[Stored entries]
"""

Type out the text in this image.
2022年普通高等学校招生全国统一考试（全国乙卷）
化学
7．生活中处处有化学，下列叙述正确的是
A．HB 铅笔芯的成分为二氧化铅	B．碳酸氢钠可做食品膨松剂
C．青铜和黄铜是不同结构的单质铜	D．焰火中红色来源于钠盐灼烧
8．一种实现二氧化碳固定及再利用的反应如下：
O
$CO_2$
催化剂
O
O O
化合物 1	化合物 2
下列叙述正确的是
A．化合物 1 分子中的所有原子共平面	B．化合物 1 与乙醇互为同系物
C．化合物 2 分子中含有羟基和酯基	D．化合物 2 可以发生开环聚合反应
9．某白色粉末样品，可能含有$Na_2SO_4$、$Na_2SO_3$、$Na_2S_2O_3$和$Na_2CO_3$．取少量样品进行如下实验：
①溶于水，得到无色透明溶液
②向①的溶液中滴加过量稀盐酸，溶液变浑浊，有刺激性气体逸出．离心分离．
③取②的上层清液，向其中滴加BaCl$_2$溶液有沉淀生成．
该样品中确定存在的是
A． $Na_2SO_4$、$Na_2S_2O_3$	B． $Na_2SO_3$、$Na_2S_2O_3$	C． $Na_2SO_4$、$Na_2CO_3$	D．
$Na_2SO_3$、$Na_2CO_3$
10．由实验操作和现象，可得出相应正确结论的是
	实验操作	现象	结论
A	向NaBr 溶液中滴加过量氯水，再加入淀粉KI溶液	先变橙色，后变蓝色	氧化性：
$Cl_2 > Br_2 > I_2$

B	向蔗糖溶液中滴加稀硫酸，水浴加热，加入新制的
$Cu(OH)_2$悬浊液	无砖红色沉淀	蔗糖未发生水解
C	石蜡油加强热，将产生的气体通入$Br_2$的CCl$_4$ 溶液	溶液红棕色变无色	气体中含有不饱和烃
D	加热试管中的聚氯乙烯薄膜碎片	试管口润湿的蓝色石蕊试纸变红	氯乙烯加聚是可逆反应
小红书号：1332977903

"""

▶ **Problem**
Transcribe the records above exactly as they appear.

▶ **Result for this task**
Type out the text in this image.
2022年普通高等学校招生全国统一考试（全国乙卷）
化学
7．生活中处处有化学，下列叙述正确的是
A．HB 铅笔芯的成分为二氧化铅	B．碳酸氢钠可做食品膨松剂
C．青铜和黄铜是不同结构的单质铜	D．焰火中红色来源于钠盐灼烧
8．一种实现二氧化碳固定及再利用的反应如下：
O
$CO_2$
催化剂
O
O O
化合物 1	化合物 2
下列叙述正确的是
A．化合物 1 分子中的所有原子共平面	B．化合物 1 与乙醇互为同系物
C．化合物 2 分子中含有羟基和酯基	D．化合物 2 可以发生开环聚合反应
9．某白色粉末样品，可能含有$Na_2SO_4$、$Na_2SO_3$、$Na_2S_2O_3$和$Na_2CO_3$．取少量样品进行如下实验：
①溶于水，得到无色透明溶液
②向①的溶液中滴加过量稀盐酸，溶液变浑浊，有刺激性气体逸出．离心分离．
③取②的上层清液，向其中滴加BaCl$_2$溶液有沉淀生成．
该样品中确定存在的是
A． $Na_2SO_4$、$Na_2S_2O_3$	B． $Na_2SO_3$、$Na_2S_2O_3$	C． $Na_2SO_4$、$Na_2CO_3$	D．
$Na_2SO_3$、$Na_2CO_3$
10．由实验操作和现象，可得出相应正确结论的是
	实验操作	现象	结论
A	向NaBr 溶液中滴加过量氯水，再加入淀粉KI溶液	先变橙色，后变蓝色	氧化性：
$Cl_2 > Br_2 > I_2$

B	向蔗糖溶液中滴加稀硫酸，水浴加热，加入新制的
$Cu(OH)_2$悬浊液	无砖红色沉淀	蔗糖未发生水解
C	石蜡油加强热，将产生的气体通入$Br_2$的CCl$_4$ 溶液	溶液红棕色变无色	气体中含有不饱和烃
D	加热试管中的聚氯乙烯薄膜碎片	试管口润湿的蓝色石蕊试纸变红	氯乙烯加聚是可逆反应
小红书号：1332977903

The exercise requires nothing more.